— BEGIN RECORDS TO USE —
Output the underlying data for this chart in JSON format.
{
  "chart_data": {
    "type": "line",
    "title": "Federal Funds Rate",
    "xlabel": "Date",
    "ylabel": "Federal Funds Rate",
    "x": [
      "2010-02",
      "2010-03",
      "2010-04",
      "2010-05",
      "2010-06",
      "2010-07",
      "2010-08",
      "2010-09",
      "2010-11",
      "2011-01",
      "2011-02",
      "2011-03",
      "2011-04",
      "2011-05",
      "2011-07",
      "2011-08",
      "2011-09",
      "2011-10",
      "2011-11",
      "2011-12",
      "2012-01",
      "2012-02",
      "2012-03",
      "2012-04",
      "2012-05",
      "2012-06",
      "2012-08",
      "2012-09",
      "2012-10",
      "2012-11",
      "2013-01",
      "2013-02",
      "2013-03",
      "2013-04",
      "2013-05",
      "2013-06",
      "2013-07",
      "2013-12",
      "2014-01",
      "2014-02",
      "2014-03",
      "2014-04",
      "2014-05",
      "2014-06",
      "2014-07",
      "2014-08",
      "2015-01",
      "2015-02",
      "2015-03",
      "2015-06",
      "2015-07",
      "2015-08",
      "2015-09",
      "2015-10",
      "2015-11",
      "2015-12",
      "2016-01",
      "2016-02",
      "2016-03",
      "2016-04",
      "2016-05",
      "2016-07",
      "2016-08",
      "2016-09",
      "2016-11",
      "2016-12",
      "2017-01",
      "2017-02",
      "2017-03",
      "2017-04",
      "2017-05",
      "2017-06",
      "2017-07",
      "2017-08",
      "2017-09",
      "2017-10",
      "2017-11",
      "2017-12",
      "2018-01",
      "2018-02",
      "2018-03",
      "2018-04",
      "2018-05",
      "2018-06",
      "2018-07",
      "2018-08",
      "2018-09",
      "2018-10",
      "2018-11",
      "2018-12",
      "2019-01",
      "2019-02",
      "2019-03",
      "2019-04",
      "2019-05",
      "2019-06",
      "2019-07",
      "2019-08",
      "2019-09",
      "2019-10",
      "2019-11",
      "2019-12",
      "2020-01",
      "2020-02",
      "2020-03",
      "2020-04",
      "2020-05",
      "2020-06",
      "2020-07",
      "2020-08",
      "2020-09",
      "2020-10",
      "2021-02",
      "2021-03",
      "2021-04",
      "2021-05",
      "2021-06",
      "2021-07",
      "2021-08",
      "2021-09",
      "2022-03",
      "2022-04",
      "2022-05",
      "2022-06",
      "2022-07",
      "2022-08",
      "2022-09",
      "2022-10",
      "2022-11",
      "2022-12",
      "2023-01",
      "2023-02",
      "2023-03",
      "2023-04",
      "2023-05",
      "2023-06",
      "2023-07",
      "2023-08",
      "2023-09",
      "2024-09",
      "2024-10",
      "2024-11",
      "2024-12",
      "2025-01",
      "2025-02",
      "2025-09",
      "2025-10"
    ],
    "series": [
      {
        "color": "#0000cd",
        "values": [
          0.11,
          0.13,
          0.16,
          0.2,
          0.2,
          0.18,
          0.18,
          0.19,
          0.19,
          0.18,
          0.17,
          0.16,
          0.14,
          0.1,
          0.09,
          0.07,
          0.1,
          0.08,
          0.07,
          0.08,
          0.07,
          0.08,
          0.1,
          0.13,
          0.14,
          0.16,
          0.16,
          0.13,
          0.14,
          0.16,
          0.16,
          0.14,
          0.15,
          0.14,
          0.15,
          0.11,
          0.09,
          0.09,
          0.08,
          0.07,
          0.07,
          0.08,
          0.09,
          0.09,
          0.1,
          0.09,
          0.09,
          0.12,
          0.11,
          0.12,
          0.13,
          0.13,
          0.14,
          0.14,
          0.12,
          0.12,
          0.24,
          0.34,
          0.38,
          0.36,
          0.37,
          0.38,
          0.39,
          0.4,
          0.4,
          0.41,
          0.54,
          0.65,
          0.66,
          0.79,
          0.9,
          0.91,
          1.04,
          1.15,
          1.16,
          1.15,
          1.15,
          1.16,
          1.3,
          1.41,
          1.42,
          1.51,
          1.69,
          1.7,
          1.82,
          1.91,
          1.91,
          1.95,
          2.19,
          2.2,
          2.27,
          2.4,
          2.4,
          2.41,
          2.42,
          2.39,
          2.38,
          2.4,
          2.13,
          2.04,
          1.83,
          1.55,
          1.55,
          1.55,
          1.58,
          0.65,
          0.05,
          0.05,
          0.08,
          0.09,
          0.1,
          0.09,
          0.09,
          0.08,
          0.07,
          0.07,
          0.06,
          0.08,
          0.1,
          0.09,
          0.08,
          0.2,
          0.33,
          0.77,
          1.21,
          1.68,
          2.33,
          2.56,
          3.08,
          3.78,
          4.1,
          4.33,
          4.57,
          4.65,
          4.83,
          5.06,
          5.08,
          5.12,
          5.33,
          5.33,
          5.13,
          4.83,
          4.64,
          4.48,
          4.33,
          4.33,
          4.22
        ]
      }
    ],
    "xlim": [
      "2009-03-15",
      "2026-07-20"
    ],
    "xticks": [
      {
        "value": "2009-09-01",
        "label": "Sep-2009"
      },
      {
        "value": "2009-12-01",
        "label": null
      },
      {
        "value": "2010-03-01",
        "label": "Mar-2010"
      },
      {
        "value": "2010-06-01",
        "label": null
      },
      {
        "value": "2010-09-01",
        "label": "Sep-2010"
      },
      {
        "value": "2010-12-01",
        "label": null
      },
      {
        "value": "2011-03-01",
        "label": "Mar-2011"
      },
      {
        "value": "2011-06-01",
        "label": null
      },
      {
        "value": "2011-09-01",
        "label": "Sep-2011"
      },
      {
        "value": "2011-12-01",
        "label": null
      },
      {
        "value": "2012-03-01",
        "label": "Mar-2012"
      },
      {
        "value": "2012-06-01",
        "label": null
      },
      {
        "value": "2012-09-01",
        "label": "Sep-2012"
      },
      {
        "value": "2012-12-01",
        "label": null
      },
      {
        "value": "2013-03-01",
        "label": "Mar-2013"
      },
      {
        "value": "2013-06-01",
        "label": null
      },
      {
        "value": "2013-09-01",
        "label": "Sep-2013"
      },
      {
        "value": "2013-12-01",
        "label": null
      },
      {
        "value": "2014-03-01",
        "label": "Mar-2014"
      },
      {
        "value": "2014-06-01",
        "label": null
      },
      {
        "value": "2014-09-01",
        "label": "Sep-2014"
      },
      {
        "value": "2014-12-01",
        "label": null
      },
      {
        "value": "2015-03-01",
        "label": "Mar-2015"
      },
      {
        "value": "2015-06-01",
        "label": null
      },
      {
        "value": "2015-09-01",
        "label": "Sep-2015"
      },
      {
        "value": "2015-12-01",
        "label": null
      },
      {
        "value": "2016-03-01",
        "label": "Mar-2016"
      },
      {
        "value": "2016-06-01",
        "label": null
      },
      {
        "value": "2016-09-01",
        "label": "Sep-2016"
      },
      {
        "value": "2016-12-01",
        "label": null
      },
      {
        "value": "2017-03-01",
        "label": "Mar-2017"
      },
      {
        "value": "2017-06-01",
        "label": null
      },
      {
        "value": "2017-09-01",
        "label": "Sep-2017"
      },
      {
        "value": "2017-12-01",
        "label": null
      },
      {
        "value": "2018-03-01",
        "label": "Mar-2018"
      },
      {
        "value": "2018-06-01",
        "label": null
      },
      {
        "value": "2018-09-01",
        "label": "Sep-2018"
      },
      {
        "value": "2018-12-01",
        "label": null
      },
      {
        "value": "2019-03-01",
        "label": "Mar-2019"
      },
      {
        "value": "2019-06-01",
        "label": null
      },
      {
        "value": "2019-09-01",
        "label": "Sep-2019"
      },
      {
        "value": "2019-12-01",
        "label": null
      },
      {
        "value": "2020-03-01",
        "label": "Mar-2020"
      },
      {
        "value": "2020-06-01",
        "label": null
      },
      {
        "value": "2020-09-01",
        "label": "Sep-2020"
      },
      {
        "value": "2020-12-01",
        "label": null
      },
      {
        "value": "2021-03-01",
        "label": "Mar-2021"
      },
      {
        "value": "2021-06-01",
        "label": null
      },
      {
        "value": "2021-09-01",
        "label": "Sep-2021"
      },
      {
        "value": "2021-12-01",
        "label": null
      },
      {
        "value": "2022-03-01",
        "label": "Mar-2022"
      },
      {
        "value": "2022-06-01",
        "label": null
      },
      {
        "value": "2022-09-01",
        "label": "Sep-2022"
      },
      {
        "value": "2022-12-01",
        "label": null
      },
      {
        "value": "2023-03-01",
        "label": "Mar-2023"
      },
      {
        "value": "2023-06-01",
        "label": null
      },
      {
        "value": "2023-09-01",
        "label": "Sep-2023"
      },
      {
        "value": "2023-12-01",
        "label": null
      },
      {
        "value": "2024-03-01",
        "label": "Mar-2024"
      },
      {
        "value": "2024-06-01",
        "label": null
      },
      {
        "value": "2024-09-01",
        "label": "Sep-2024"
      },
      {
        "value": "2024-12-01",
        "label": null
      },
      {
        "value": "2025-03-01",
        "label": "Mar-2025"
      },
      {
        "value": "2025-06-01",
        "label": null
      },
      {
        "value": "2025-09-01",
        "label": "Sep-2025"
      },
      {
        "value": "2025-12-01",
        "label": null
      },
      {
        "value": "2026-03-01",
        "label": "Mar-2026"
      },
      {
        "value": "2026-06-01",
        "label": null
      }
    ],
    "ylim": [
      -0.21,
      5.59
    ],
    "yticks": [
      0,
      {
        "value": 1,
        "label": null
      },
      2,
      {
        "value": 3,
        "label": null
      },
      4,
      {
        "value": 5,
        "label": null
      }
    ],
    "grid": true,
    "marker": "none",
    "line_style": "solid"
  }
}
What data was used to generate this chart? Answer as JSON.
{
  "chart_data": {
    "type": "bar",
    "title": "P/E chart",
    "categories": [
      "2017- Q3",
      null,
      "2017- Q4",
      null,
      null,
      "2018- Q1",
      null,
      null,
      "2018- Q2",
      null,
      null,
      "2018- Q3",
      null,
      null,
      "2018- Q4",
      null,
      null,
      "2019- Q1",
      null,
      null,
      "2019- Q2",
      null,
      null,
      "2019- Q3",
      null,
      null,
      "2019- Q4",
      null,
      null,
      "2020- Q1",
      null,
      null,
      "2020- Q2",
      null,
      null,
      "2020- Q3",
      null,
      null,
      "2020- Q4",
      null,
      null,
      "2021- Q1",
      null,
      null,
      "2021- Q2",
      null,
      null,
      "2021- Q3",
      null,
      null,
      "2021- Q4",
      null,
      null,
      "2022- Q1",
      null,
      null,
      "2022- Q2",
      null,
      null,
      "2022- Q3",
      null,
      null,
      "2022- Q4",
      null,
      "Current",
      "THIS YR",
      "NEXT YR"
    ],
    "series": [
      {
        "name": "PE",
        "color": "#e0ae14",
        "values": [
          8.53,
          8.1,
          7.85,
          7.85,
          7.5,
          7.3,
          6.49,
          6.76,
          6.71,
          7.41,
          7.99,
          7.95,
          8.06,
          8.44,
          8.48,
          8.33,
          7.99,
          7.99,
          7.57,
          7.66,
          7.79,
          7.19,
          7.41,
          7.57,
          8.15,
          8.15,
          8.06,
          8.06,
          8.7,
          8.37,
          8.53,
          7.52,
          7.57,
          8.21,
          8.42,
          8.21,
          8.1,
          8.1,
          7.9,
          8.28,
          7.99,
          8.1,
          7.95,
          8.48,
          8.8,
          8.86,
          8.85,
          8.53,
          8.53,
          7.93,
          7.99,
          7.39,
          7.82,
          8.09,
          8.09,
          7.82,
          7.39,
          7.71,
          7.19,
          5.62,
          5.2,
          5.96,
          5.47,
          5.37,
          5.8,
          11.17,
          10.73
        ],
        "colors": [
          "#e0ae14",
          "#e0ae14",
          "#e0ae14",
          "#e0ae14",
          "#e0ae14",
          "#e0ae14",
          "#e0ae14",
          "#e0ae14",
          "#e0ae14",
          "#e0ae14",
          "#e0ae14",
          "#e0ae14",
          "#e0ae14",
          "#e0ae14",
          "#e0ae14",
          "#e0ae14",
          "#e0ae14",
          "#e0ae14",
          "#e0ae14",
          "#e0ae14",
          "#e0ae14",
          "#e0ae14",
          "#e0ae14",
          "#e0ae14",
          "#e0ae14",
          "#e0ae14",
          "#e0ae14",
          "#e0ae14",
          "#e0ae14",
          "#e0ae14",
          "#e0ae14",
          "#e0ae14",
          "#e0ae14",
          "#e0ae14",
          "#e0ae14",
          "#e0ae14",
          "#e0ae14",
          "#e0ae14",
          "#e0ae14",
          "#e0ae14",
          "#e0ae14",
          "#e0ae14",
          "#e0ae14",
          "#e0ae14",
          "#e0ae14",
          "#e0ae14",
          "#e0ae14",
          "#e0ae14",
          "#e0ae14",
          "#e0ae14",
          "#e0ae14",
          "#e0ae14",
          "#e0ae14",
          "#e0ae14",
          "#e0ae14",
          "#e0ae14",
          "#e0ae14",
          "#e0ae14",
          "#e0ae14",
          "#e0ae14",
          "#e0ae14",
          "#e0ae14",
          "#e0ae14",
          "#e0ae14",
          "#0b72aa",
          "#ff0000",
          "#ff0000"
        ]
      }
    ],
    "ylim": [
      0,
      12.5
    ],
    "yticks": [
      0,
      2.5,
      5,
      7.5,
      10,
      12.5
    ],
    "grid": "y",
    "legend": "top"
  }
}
— END RECORDS TO USE —
Copy out every line in the entries above that holds "title".

    "title": "Federal Funds Rate",
    "title": "P/E chart",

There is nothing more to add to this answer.